:: Brief 1 ::
In the text on business succession planning, retype the words from "What sorts of" up to and including "is Succession Planning?".
:: Brief 2 ::
Put this sentence from the text on business succession planning into Spanish: "Succession planning is a process of determining critical roles within the company, identifying and assessing possible successors, and providing them with the appropriate skills and experience for both present and future opportunities."

:: Text under study ::
It is commonly agreed that business cashflow, and the maintaining/growing of it, is the biggest issue your business will face day-after-day and year-on-year. The challenges associated with sustainable growth and customer retention should not be underestimated no matter how successful you’ve been and for how long you’ve been in business.
Second to business cashflow as the issue which causes more heartache and business failures (or businesses to severely underperform) is success planning.
What sorts of businesses have succession planning issues:
- Businesses that have been operating for more than 5 years;
- Businesses where the principals/executives are over 45 years old;
- Businesses that have high staff turnover in the next generation of future leaders;
- Businesses where there are no logical successors within the business today;
- Family businesses where the Sons/Daughters are not interested in being part of it;
- Businesses where the founders/principals have been part of it for more than 15 years;
- Small to midsize Legal/Accounting/Medical/Dental practices (from 5 to 20 practitioners) where the major participants do not intend to be there in 5 years; and
- Businesses where the principals/executives are starting to suddenly encounter the health issues that come with middle age.
In other words, well over 50% of all businesses out there today.
What is Succession Planning?
Succession planning is a process of determining critical roles within the company, identifying and assessing possible successors, and providing them with the appropriate skills and experience for both present and future opportunities.

(Records from a data collection)
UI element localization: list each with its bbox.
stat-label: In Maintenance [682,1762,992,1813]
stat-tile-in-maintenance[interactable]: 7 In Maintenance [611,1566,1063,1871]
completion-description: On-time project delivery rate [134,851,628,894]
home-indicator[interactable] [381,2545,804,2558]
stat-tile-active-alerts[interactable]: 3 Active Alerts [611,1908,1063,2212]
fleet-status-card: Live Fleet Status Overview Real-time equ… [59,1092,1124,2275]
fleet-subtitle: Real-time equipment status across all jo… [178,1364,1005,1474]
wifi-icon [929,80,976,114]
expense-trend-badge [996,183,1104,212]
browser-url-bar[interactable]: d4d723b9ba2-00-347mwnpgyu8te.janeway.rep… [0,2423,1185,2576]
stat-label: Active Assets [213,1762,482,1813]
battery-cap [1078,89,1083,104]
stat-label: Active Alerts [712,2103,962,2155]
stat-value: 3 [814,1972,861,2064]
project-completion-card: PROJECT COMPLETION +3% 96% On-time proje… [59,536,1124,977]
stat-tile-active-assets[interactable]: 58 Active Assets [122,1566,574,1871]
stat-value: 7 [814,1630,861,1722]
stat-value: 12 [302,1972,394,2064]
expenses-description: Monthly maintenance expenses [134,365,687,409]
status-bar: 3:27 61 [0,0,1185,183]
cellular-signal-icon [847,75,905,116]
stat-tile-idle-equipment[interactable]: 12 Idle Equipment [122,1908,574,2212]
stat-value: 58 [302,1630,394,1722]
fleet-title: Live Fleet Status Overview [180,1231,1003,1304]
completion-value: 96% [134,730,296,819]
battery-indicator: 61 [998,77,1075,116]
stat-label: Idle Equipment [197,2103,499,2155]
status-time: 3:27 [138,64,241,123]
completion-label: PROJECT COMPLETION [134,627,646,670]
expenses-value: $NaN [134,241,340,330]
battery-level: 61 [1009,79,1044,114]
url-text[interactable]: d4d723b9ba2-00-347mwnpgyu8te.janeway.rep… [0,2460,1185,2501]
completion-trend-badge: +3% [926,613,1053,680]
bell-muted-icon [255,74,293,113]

:: Task solution 1 ::
What sorts of businesses have succession planning issues:
- Businesses that have been operating for more than 5 years;
- Businesses where the principals/executives are over 45 years old;
- Businesses that have high staff turnover in the next generation of future leaders;
- Businesses where there are no logical successors within the business today;
- Family businesses where the Sons/Daughters are not interested in being part of it;
- Businesses where the founders/principals have been part of it for more than 15 years;
- Small to midsize Legal/Accounting/Medical/Dental practices (from 5 to 20 practitioners) where the major participants do not intend to be there in 5 years; and
- Businesses where the principals/executives are starting to suddenly encounter the health issues that come with middle age.
In other words, well over 50% of all businesses out there today.
What is Succession Planning?

:: Task solution 2 ::
La planificación de la sucesión es un proceso que consiste en determinar los puestos clave dentro de la empresa, identificar y evaluar a los posibles sucesores, y proporcionarles las habilidades y la experiencia adecuadas para las oportunidades tanto presentes como futuras.